(Saved data entries)
"""
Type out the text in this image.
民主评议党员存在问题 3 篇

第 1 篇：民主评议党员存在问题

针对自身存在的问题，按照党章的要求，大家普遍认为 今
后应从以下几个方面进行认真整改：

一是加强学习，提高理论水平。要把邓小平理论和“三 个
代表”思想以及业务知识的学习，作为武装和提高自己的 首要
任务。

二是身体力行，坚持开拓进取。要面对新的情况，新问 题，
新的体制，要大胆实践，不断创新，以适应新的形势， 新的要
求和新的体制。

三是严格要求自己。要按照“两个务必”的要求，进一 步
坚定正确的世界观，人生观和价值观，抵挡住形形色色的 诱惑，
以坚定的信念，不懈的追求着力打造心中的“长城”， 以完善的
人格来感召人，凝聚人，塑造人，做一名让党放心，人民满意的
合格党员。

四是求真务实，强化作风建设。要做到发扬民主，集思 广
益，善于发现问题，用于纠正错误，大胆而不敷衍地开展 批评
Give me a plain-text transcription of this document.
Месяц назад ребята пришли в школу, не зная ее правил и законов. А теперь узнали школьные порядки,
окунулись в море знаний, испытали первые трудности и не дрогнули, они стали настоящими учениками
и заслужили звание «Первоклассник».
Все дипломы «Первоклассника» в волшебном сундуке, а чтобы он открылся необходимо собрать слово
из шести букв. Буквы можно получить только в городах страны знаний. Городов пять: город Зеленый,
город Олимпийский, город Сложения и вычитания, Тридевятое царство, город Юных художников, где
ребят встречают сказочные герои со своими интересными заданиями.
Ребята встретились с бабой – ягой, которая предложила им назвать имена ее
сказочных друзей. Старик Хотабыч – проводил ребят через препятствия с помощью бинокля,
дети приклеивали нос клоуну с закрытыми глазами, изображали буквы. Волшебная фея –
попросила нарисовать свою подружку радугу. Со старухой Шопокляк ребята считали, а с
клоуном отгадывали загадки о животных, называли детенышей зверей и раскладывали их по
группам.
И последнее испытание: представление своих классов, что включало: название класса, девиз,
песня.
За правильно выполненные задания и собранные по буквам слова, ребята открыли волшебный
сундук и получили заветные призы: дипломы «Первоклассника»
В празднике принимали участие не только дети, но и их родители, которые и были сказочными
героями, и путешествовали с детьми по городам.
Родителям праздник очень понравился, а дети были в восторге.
"""
Required task: All of the entries must be quoted exactly; please include each one.

Solution for this problem:
Type out the text in this image.
民主评议党员存在问题 3 篇

第 1 篇：民主评议党员存在问题

针对自身存在的问题，按照党章的要求，大家普遍认为 今
后应从以下几个方面进行认真整改：

一是加强学习，提高理论水平。要把邓小平理论和“三 个
代表”思想以及业务知识的学习，作为武装和提高自己的 首要
任务。

二是身体力行，坚持开拓进取。要面对新的情况，新问 题，
新的体制，要大胆实践，不断创新，以适应新的形势， 新的要
求和新的体制。

三是严格要求自己。要按照“两个务必”的要求，进一 步
坚定正确的世界观，人生观和价值观，抵挡住形形色色的 诱惑，
以坚定的信念，不懈的追求着力打造心中的“长城”， 以完善的
人格来感召人，凝聚人，塑造人，做一名让党放心，人民满意的
合格党员。

四是求真务实，强化作风建设。要做到发扬民主，集思 广
益，善于发现问题，用于纠正错误，大胆而不敷衍地开展 批评
Give me a plain-text transcription of this document.
Месяц назад ребята пришли в школу, не зная ее правил и законов. А теперь узнали школьные порядки,
окунулись в море знаний, испытали первые трудности и не дрогнули, они стали настоящими учениками
и заслужили звание «Первоклассник».
Все дипломы «Первоклассника» в волшебном сундуке, а чтобы он открылся необходимо собрать слово
из шести букв. Буквы можно получить только в городах страны знаний. Городов пять: город Зеленый,
город Олимпийский, город Сложения и вычитания, Тридевятое царство, город Юных художников, где
ребят встречают сказочные герои со своими интересными заданиями.
Ребята встретились с бабой – ягой, которая предложила им назвать имена ее
сказочных друзей. Старик Хотабыч – проводил ребят через препятствия с помощью бинокля,
дети приклеивали нос клоуну с закрытыми глазами, изображали буквы. Волшебная фея –
попросила нарисовать свою подружку радугу. Со старухой Шопокляк ребята считали, а с
клоуном отгадывали загадки о животных, называли детенышей зверей и раскладывали их по
группам.
И последнее испытание: представление своих классов, что включало: название класса, девиз,
песня.
За правильно выполненные задания и собранные по буквам слова, ребята открыли волшебный
сундук и получили заветные призы: дипломы «Первоклассника»
В празднике принимали участие не только дети, но и их родители, которые и были сказочными
героями, и путешествовали с детьми по городам.
Родителям праздник очень понравился, а дети были в восторге.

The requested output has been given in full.